**SELECTED EXTRACT:**

§ §

NATIONAL RAILROAD ADJUSTMENT BOARD
Form 1 THIRD DIVISION Award No. 30088
Docket No. MW-30114
94-3-91-3-549
The Third Division consisted of the regular members and in
addition Referee Robert W. McAllister when award was rendered.
(Brotherhood of Maintenance of Way Employes
PARTIES TO DISPUTE:
(Consolidated Rail Corporation
STATEMENT OF CLAIM: "Claim of the System Committee of the
Brotherhood that:
1. The Agreement was violated when the
Carrier assigned or otherwise permitted
outside forces (H. Stubner) to perform
track maintenance work cleaning culverts
and switches at Bolivar, Pennsylvania on
the Pittsburgh Division beginning May 7,
1990, and continuing (System Docket MW1369).
2. The Agreement was further violated when
the Carrier failed to furnish the General
chairman with advance written notice of
its intention to contract out said work
as required by the Scope Rule.
3. As a consequence of the violations
referred to in Parts (1) and/or (2)
above, Vehicle Operator G.R. Bargerstock,
Track Foreman J.A. Deluca and Trackman
J.A. Thompson shall each be allowed eight
(8) hours' pay at their respective
straight time rates for each day the
outside contractor performed the work
beginning May 7, 1990, and as long as the
violation continues."
FINDINGS:
The Third Division of the Adjustment Board, upon the whole
record and all the evidence, finds that:
The carrier or carriers and the employe or employes involved
in this dispute are respectively carrier and employe within the
meaning of the Railway Labor Act as approved June 21, 1934.
This Division of the Adjustment Board has jurisdiction over
the dispute involved herein.
Form 1 Award No. 30088
Page 2 Docket No. MW-30114
94-3-91-3-549
Parties to said dispute waived right of appearance at hearing
thereon.
Beginning on May
7,
1990, the Carrier engaged an outside
contractor to clean culverts and switches at Bolivar, Pennsylvania,
on the Carrier's Pittsburgh Division. This work was performed with
a Hy-Rail Vacuum Truck that is owned by the contractor and was
operated by the contractor's employees. The Organization asserts,
and the Carrier does not deny, that no advance notice of the
Carrier's intent to contract out this work was given to the
organization. Accordingly, the organization claims this work was
performed in violation of the Agreement's Scope Rule, which reads,
in part:
"In the event the Company plans to contract out work
within the scope of this Agreement, except in
emergencies, the Company shall notify the General
Chairman involved, in writing, as far in advance of the
date of the contracting transaction as is practicable and
in any event not less than fifteen (15) days prior
thereto. "Emergencies" applies to fires, floods, heavy
snow and the like circumstances.

§ §

**DATASET EXTRACT:**
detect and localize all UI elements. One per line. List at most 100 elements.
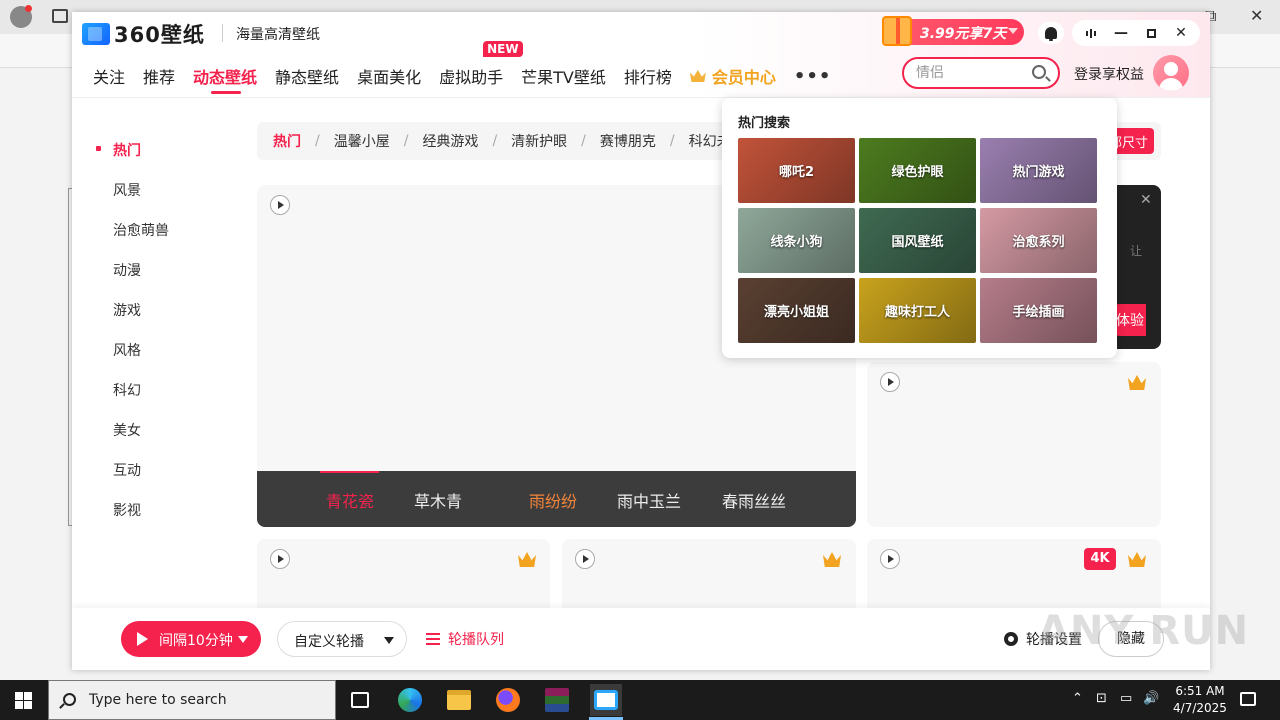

§ §

**STATED GOAL 1:**
In the railroad labor award, what equipment did the outside contractor use to clean the culverts and switches?
**STATED GOAL 2:**
Revise the part of the railroad labor award that opens with the words containing "(Brotherhood of Maintenance" and closes with "(System Docket MW1369).", putting "Latrobe" in place of "Bolivar".
**STATED GOAL 3:**
Write what follows next in the railroad labor award, picking up after its last line.

**REPLY 1:**
A Hy-Rail Vacuum Truck owned by the contractor and operated by its employees.

**REPLY 2:**
(Brotherhood of Maintenance of Way Employes
PARTIES TO DISPUTE:
(Consolidated Rail Corporation
STATEMENT OF CLAIM: "Claim of the System Committee of the
Brotherhood that:
1. The Agreement was violated when the
Carrier assigned or otherwise permitted
outside forces (H. Stubner) to perform
track maintenance work cleaning culverts
and switches at Latrobe, Pennsylvania on
the Pittsburgh Division beginning May 7,
1990, and continuing (System Docket MW1369).

**REPLY 3:**
If the General Chairman, or his representative, requests
a meeting to discuss matters relating to the said
contracting transaction, the designated representative of
the Company shall promptly meet with him for that
purpose. Said Company and organization representatives
shall make a good faith attempt to reach an understanding
concerning said contracting, but, if no understanding is
reached, the Company may nevertheless proceed with said
contracting and the organization may file and progress
claims in connection therewith."
The carrier claims it was necessary to contract out this work
because it did not own the specialized equipment required to
perform this task. The Carrier also states it was unable to lease
the equipment without being required to also use the equipment
owner's operators. The Carrier further avers it has a history of
contracting out such work.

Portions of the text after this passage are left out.